-------- DATA PROVIDED --------

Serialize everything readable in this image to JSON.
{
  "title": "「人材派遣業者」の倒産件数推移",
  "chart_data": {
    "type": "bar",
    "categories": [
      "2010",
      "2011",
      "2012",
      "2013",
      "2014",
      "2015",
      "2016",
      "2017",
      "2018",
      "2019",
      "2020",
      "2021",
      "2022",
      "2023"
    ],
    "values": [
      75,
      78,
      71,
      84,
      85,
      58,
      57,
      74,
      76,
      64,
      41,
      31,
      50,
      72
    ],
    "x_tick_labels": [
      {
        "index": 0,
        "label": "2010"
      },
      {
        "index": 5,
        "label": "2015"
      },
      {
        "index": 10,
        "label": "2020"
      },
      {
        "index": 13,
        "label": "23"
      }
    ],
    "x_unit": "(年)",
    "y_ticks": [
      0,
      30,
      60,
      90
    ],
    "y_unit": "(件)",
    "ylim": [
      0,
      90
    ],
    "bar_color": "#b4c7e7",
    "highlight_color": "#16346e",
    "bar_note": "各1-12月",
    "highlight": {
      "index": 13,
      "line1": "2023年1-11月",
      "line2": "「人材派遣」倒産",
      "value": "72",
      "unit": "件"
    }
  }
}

--------

=== OBJECTIVE ===
State the number of lines in the preceding entries that include the word "index". Provide nothing else.

=== REPLY TO THE TASK ===
5